_Dataset items_
· · · · · · ·
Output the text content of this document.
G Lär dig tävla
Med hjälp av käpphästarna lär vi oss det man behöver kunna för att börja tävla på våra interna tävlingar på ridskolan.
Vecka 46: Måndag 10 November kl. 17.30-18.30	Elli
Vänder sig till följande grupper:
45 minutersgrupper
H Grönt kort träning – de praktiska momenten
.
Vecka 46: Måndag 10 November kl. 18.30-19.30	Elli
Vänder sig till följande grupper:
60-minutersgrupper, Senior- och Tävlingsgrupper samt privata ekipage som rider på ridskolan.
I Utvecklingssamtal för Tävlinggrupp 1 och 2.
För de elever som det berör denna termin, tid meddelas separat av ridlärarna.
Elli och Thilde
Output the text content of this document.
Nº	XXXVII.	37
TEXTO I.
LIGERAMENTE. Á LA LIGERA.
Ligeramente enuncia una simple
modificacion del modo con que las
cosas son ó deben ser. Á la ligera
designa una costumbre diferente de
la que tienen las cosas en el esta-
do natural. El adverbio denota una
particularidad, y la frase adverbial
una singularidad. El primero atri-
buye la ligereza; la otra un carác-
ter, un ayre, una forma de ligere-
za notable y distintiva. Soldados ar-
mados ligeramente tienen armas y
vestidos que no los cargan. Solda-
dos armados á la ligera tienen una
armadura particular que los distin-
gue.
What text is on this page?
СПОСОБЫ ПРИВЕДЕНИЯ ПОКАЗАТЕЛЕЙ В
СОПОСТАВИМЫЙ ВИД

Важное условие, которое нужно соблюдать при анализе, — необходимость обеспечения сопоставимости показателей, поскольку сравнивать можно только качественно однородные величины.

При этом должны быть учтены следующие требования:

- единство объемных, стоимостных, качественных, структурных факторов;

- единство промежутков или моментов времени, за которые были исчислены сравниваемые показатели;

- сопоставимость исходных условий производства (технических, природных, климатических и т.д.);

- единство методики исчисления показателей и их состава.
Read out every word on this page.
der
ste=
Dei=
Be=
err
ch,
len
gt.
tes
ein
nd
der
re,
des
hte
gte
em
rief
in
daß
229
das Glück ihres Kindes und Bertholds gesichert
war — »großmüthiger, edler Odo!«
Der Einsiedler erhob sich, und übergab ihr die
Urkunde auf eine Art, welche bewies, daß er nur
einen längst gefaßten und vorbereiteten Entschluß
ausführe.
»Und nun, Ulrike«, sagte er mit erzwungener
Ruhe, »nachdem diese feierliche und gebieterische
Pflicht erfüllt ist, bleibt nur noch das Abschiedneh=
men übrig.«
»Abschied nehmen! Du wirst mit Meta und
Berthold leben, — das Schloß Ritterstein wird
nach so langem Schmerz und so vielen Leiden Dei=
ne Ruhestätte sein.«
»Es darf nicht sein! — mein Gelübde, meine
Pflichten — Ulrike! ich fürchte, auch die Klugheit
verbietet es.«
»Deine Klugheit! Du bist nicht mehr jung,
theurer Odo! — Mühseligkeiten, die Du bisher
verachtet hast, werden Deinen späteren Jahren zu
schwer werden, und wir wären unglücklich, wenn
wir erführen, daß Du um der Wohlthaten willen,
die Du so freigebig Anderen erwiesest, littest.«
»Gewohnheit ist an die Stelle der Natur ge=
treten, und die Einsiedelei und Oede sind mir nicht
· · · · · · ·
_TASK DETAILS_
Write each line above out exactly.

_ANSWER TO THE TASK_
Output the text content of this document.
G Lär dig tävla
Med hjälp av käpphästarna lär vi oss det man behöver kunna för att börja tävla på våra interna tävlingar på ridskolan.
Vecka 46: Måndag 10 November kl. 17.30-18.30	Elli
Vänder sig till följande grupper:
45 minutersgrupper
H Grönt kort träning – de praktiska momenten
.
Vecka 46: Måndag 10 November kl. 18.30-19.30	Elli
Vänder sig till följande grupper:
60-minutersgrupper, Senior- och Tävlingsgrupper samt privata ekipage som rider på ridskolan.
I Utvecklingssamtal för Tävlinggrupp 1 och 2.
För de elever som det berör denna termin, tid meddelas separat av ridlärarna.
Elli och Thilde
Output the text content of this document.
Nº	XXXVII.	37
TEXTO I.
LIGERAMENTE. Á LA LIGERA.
Ligeramente enuncia una simple
modificacion del modo con que las
cosas son ó deben ser. Á la ligera
designa una costumbre diferente de
la que tienen las cosas en el esta-
do natural. El adverbio denota una
particularidad, y la frase adverbial
una singularidad. El primero atri-
buye la ligereza; la otra un carác-
ter, un ayre, una forma de ligere-
za notable y distintiva. Soldados ar-
mados ligeramente tienen armas y
vestidos que no los cargan. Solda-
dos armados á la ligera tienen una
armadura particular que los distin-
gue.
What text is on this page?
СПОСОБЫ ПРИВЕДЕНИЯ ПОКАЗАТЕЛЕЙ В
СОПОСТАВИМЫЙ ВИД

Важное условие, которое нужно соблюдать при анализе, — необходимость обеспечения сопоставимости показателей, поскольку сравнивать можно только качественно однородные величины.

При этом должны быть учтены следующие требования:

- единство объемных, стоимостных, качественных, структурных факторов;

- единство промежутков или моментов времени, за которые были исчислены сравниваемые показатели;

- сопоставимость исходных условий производства (технических, природных, климатических и т.д.);

- единство методики исчисления показателей и их состава.
Read out every word on this page.
der
ste=
Dei=
Be=
err
ch,
len
gt.
tes
ein
nd
der
re,
des
hte
gte
em
rief
in
daß
229
das Glück ihres Kindes und Bertholds gesichert
war — »großmüthiger, edler Odo!«
Der Einsiedler erhob sich, und übergab ihr die
Urkunde auf eine Art, welche bewies, daß er nur
einen längst gefaßten und vorbereiteten Entschluß
ausführe.
»Und nun, Ulrike«, sagte er mit erzwungener
Ruhe, »nachdem diese feierliche und gebieterische
Pflicht erfüllt ist, bleibt nur noch das Abschiedneh=
men übrig.«
»Abschied nehmen! Du wirst mit Meta und
Berthold leben, — das Schloß Ritterstein wird
nach so langem Schmerz und so vielen Leiden Dei=
ne Ruhestätte sein.«
»Es darf nicht sein! — mein Gelübde, meine
Pflichten — Ulrike! ich fürchte, auch die Klugheit
verbietet es.«
»Deine Klugheit! Du bist nicht mehr jung,
theurer Odo! — Mühseligkeiten, die Du bisher
verachtet hast, werden Deinen späteren Jahren zu
schwer werden, und wir wären unglücklich, wenn
wir erführen, daß Du um der Wohlthaten willen,
die Du so freigebig Anderen erwiesest, littest.«
»Gewohnheit ist an die Stelle der Natur ge=
treten, und die Einsiedelei und Oede sind mir nicht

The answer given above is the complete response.